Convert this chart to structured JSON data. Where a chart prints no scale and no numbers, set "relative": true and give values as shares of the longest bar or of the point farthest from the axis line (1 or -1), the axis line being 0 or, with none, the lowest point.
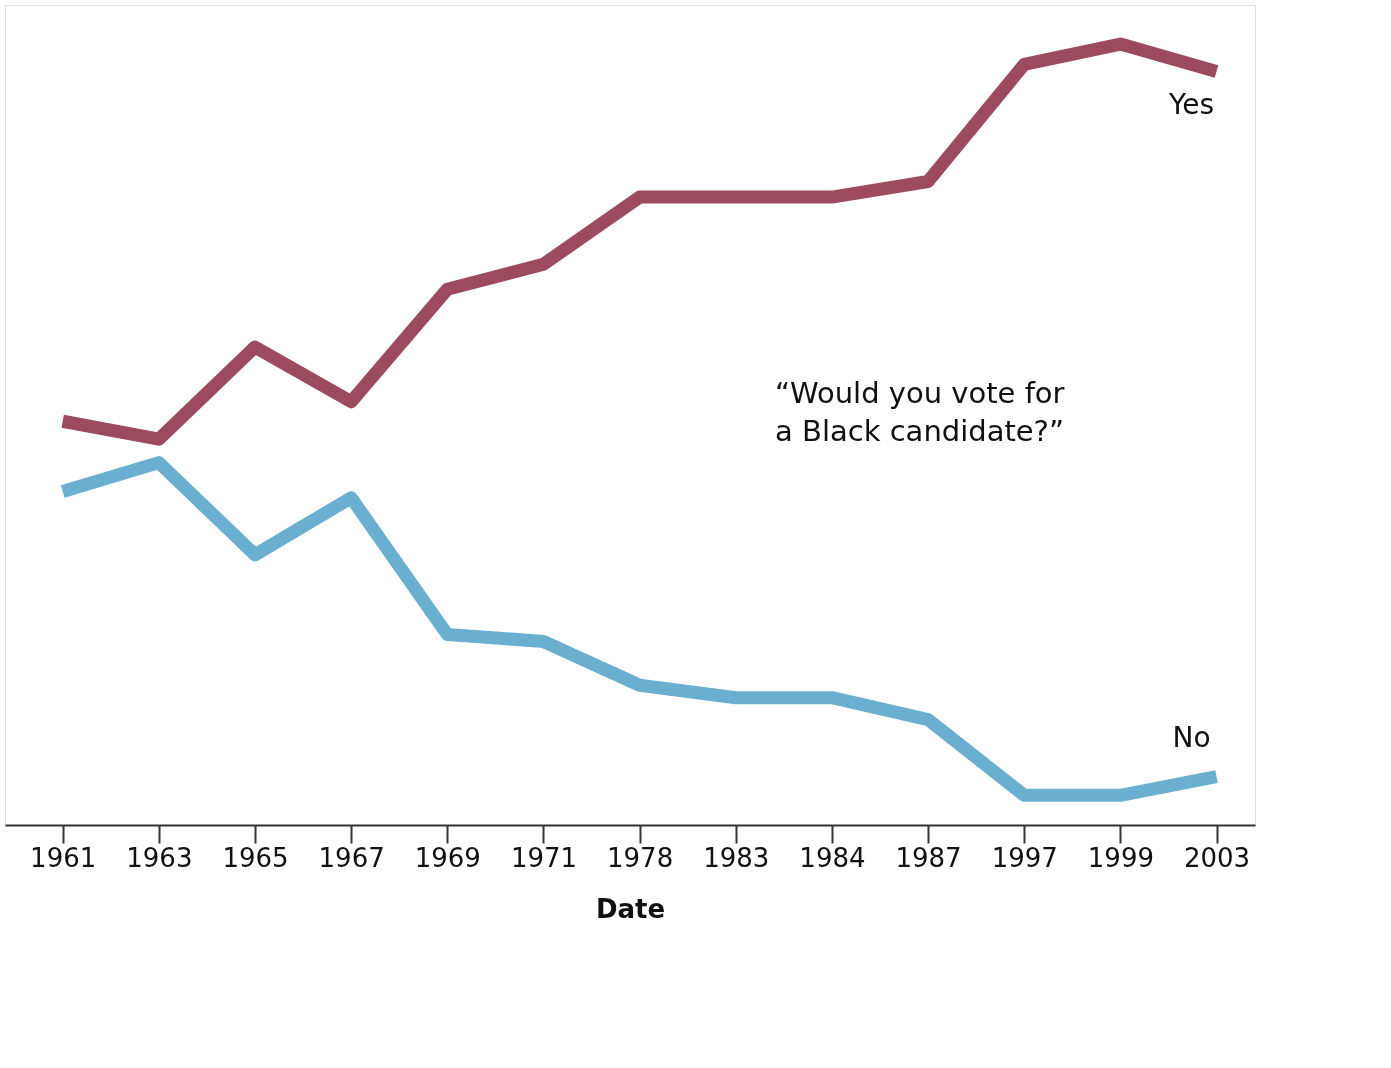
{
  "chart_data": {
    "type": "line",
    "relative": true,
    "xlabel": "Date",
    "categories": [
      "1961",
      "1963",
      "1965",
      "1967",
      "1969",
      "1971",
      "1978",
      "1983",
      "1984",
      "1987",
      "1997",
      "1999",
      "2003"
    ],
    "series": [
      {
        "name": "Yes",
        "color": "#9b4a60",
        "values": [
          0.517,
          0.494,
          0.612,
          0.542,
          0.686,
          0.718,
          0.804,
          0.804,
          0.804,
          0.824,
          0.974,
          1,
          0.965
        ]
      },
      {
        "name": "No",
        "color": "#6aaed0",
        "values": [
          0.427,
          0.464,
          0.346,
          0.419,
          0.244,
          0.235,
          0.179,
          0.163,
          0.163,
          0.135,
          0.038,
          0.038,
          0.062
        ]
      }
    ],
    "annotations": [
      "“Would you vote for a Black candidate?”"
    ],
    "grid": false,
    "marker": "none",
    "line_style": "solid"
  }
}
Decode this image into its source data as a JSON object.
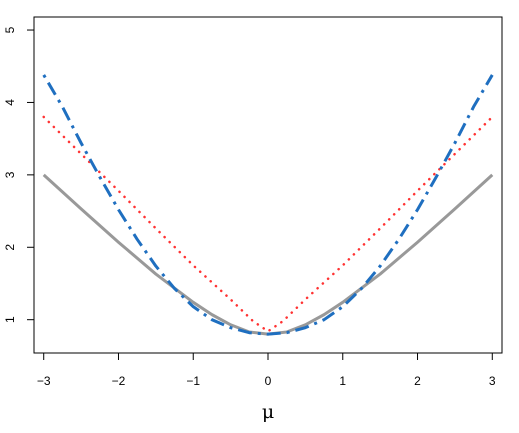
{
  "chart_data": {
    "type": "line",
    "title": "",
    "xlabel": "μ",
    "ylabel": "",
    "xlim": [
      -3.13,
      3.13
    ],
    "ylim": [
      0.54,
      5.18
    ],
    "x_ticks": [
      -3,
      -2,
      -1,
      0,
      1,
      2,
      3
    ],
    "x_tick_labels": [
      "−3",
      "−2",
      "−1",
      "0",
      "1",
      "2",
      "3"
    ],
    "y_ticks": [
      1,
      2,
      3,
      4,
      5
    ],
    "y_tick_labels": [
      "1",
      "2",
      "3",
      "4",
      "5"
    ],
    "grid": false,
    "series": [
      {
        "color": "#999999",
        "style": "solid",
        "x": [
          -3,
          -2.5,
          -2,
          -1.5,
          -1,
          -0.75,
          -0.5,
          -0.25,
          0,
          0.25,
          0.5,
          0.75,
          1,
          1.5,
          2,
          2.5,
          3
        ],
        "y": [
          3.0,
          2.53,
          2.07,
          1.63,
          1.24,
          1.07,
          0.93,
          0.83,
          0.8,
          0.83,
          0.93,
          1.07,
          1.24,
          1.63,
          2.07,
          2.53,
          3.0
        ]
      },
      {
        "color": "#ff3333",
        "style": "dotted",
        "x": [
          -3,
          -2.5,
          -2,
          -1.5,
          -1,
          -0.5,
          -0.2,
          0,
          0.2,
          0.5,
          1,
          1.5,
          2,
          2.5,
          3
        ],
        "y": [
          3.8,
          3.29,
          2.78,
          2.26,
          1.75,
          1.28,
          0.98,
          0.84,
          0.98,
          1.28,
          1.75,
          2.26,
          2.78,
          3.29,
          3.8
        ]
      },
      {
        "color": "#1f6fc0",
        "style": "dotdash",
        "x": [
          -3,
          -2.75,
          -2.5,
          -2.25,
          -2,
          -1.75,
          -1.5,
          -1.25,
          -1,
          -0.75,
          -0.5,
          -0.25,
          0,
          0.25,
          0.5,
          0.75,
          1,
          1.25,
          1.5,
          1.75,
          2,
          2.25,
          2.5,
          2.75,
          3
        ],
        "y": [
          4.38,
          3.94,
          3.44,
          2.97,
          2.52,
          2.11,
          1.74,
          1.43,
          1.18,
          1.0,
          0.89,
          0.82,
          0.8,
          0.82,
          0.89,
          1.0,
          1.18,
          1.43,
          1.74,
          2.11,
          2.52,
          2.97,
          3.44,
          3.94,
          4.38
        ]
      }
    ]
  }
}
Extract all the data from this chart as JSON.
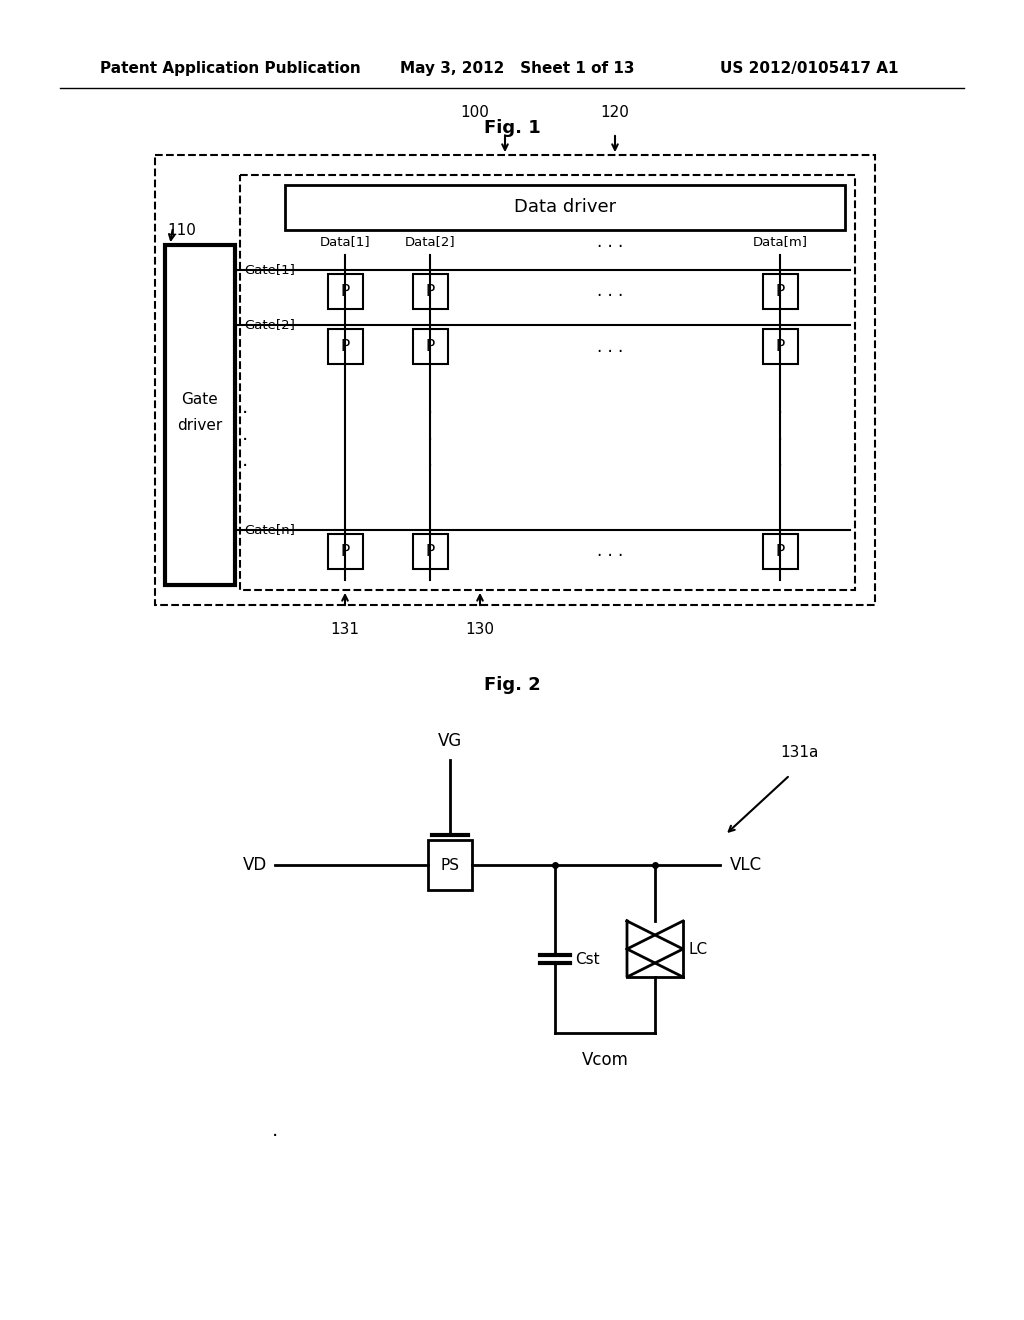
{
  "background_color": "#ffffff",
  "header_text1": "Patent Application Publication",
  "header_text2": "May 3, 2012   Sheet 1 of 13",
  "header_text3": "US 2012/0105417 A1",
  "fig1_title": "Fig. 1",
  "fig2_title": "Fig. 2",
  "label_100": "100",
  "label_110": "110",
  "label_120": "120",
  "label_130": "130",
  "label_131": "131",
  "label_131a": "131a"
}
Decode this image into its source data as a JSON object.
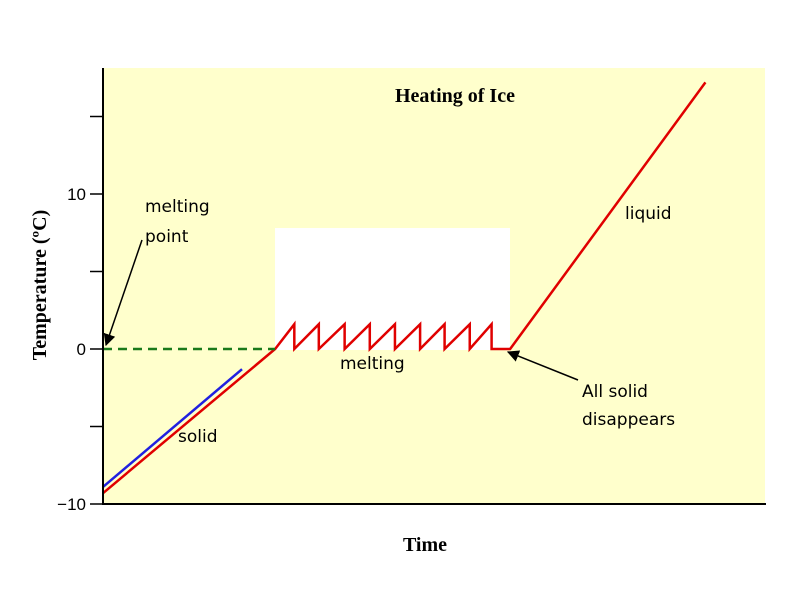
{
  "chart_data": {
    "type": "line",
    "title": "Heating of Ice",
    "x_label": "Time",
    "y_label": "Temperature (ºC)",
    "xlim": [
      0,
      100
    ],
    "ylim": [
      -10,
      18
    ],
    "yticks": [
      {
        "value": -10,
        "label": "−10"
      },
      0,
      10
    ],
    "yminor_ticks": [
      -5,
      5,
      15
    ],
    "background": "#ffffcc",
    "series": [
      {
        "color": "#e00000",
        "x": [
          0,
          26,
          28.9,
          28.9,
          32.6,
          32.6,
          36.5,
          36.5,
          40.3,
          40.3,
          44.1,
          44.1,
          47.9,
          47.9,
          51.6,
          51.6,
          55.4,
          55.4,
          58.7,
          58.7,
          61.5,
          91
        ],
        "values": [
          -9.3,
          0,
          1.6,
          0,
          1.6,
          0,
          1.6,
          0,
          1.6,
          0,
          1.6,
          0,
          1.6,
          0,
          1.6,
          0,
          1.6,
          0,
          1.6,
          0,
          0,
          17.2
        ]
      },
      {
        "color": "#2020e0",
        "x": [
          0,
          21
        ],
        "values": [
          -8.9,
          -1.3
        ]
      },
      {
        "color": "#1a7a1a",
        "dash": true,
        "x": [
          0,
          26
        ],
        "values": [
          0,
          0
        ]
      }
    ],
    "annotations": [
      "melting",
      "point",
      "solid",
      "melting",
      "liquid",
      "All solid",
      "disappears"
    ]
  }
}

REQUIREMENT: Your task is to repeat the data above exactly while excluding the pictures.

EXERCISE ANSWER:
Convert this chart to structured JSON data. Where a chart prints no scale and no numbers, set "relative": true and give values as shares of the longest bar or of the point farthest from the axis line (1 or -1), the axis line being 0 or, with none, the lowest point.
{
  "chart_data": {
    "type": "line",
    "relative": true,
    "xlabel": "Date",
    "categories": [
      "1961",
      "1963",
      "1965",
      "1967",
      "1969",
      "1971",
      "1978",
      "1983",
      "1984",
      "1987",
      "1997",
      "1999",
      "2003"
    ],
    "series": [
      {
        "name": "Yes",
        "color": "#9b4a60",
        "values": [
          0.517,
          0.494,
          0.612,
          0.542,
          0.686,
          0.718,
          0.804,
          0.804,
          0.804,
          0.824,
          0.974,
          1,
          0.965
        ]
      },
      {
        "name": "No",
        "color": "#6aaed0",
        "values": [
          0.427,
          0.464,
          0.346,
          0.419,
          0.244,
          0.235,
          0.179,
          0.163,
          0.163,
          0.135,
          0.038,
          0.038,
          0.062
        ]
      }
    ],
    "annotations": [
      "“Would you vote for a Black candidate?”"
    ],
    "grid": false,
    "marker": "none",
    "line_style": "solid"
  }
}
Decode this image into its source data as a JSON object.
{
  "chart_data": {
    "type": "line",
    "title": "",
    "xlabel": "μ",
    "ylabel": "",
    "xlim": [
      -3.13,
      3.13
    ],
    "ylim": [
      0.54,
      5.18
    ],
    "x_ticks": [
      -3,
      -2,
      -1,
      0,
      1,
      2,
      3
    ],
    "x_tick_labels": [
      "−3",
      "−2",
      "−1",
      "0",
      "1",
      "2",
      "3"
    ],
    "y_ticks": [
      1,
      2,
      3,
      4,
      5
    ],
    "y_tick_labels": [
      "1",
      "2",
      "3",
      "4",
      "5"
    ],
    "grid": false,
    "series": [
      {
        "color": "#999999",
        "style": "solid",
        "x": [
          -3,
          -2.5,
          -2,
          -1.5,
          -1,
          -0.75,
          -0.5,
          -0.25,
          0,
          0.25,
          0.5,
          0.75,
          1,
          1.5,
          2,
          2.5,
          3
        ],
        "y": [
          3.0,
          2.53,
          2.07,
          1.63,
          1.24,
          1.07,
          0.93,
          0.83,
          0.8,
          0.83,
          0.93,
          1.07,
          1.24,
          1.63,
          2.07,
          2.53,
          3.0
        ]
      },
      {
        "color": "#ff3333",
        "style": "dotted",
        "x": [
          -3,
          -2.5,
          -2,
          -1.5,
          -1,
          -0.5,
          -0.2,
          0,
          0.2,
          0.5,
          1,
          1.5,
          2,
          2.5,
          3
        ],
        "y": [
          3.8,
          3.29,
          2.78,
          2.26,
          1.75,
          1.28,
          0.98,
          0.84,
          0.98,
          1.28,
          1.75,
          2.26,
          2.78,
          3.29,
          3.8
        ]
      },
      {
        "color": "#1f6fc0",
        "style": "dotdash",
        "x": [
          -3,
          -2.75,
          -2.5,
          -2.25,
          -2,
          -1.75,
          -1.5,
          -1.25,
          -1,
          -0.75,
          -0.5,
          -0.25,
          0,
          0.25,
          0.5,
          0.75,
          1,
          1.25,
          1.5,
          1.75,
          2,
          2.25,
          2.5,
          2.75,
          3
        ],
        "y": [
          4.38,
          3.94,
          3.44,
          2.97,
          2.52,
          2.11,
          1.74,
          1.43,
          1.18,
          1.0,
          0.89,
          0.82,
          0.8,
          0.82,
          0.89,
          1.0,
          1.18,
          1.43,
          1.74,
          2.11,
          2.52,
          2.97,
          3.44,
          3.94,
          4.38
        ]
      }
    ]
  }
}
Extract all the data from this chart as JSON.
{
  "background_color": "#ffffff",
  "header_text1": "Patent Application Publication",
  "header_text2": "May 3, 2012   Sheet 1 of 13",
  "header_text3": "US 2012/0105417 A1",
  "fig1_title": "Fig. 1",
  "fig2_title": "Fig. 2",
  "label_100": "100",
  "label_110": "110",
  "label_120": "120",
  "label_130": "130",
  "label_131": "131",
  "label_131a": "131a"
}
Decode this image into its source data as a JSON object.
{
  "chart_data": {
    "type": "line",
    "title": "Heating of Ice",
    "x_label": "Time",
    "y_label": "Temperature (ºC)",
    "xlim": [
      0,
      100
    ],
    "ylim": [
      -10,
      18
    ],
    "yticks": [
      {
        "value": -10,
        "label": "−10"
      },
      0,
      10
    ],
    "yminor_ticks": [
      -5,
      5,
      15
    ],
    "background": "#ffffcc",
    "series": [
      {
        "color": "#e00000",
        "x": [
          0,
          26,
          28.9,
          28.9,
          32.6,
          32.6,
          36.5,
          36.5,
          40.3,
          40.3,
          44.1,
          44.1,
          47.9,
          47.9,
          51.6,
          51.6,
          55.4,
          55.4,
          58.7,
          58.7,
          61.5,
          91
        ],
        "values": [
          -9.3,
          0,
          1.6,
          0,
          1.6,
          0,
          1.6,
          0,
          1.6,
          0,
          1.6,
          0,
          1.6,
          0,
          1.6,
          0,
          1.6,
          0,
          1.6,
          0,
          0,
          17.2
        ]
      },
      {
        "color": "#2020e0",
        "x": [
          0,
          21
        ],
        "values": [
          -8.9,
          -1.3
        ]
      },
      {
        "color": "#1a7a1a",
        "dash": true,
        "x": [
          0,
          26
        ],
        "values": [
          0,
          0
        ]
      }
    ],
    "annotations": [
      "melting",
      "point",
      "solid",
      "melting",
      "liquid",
      "All solid",
      "disappears"
    ]
  }
}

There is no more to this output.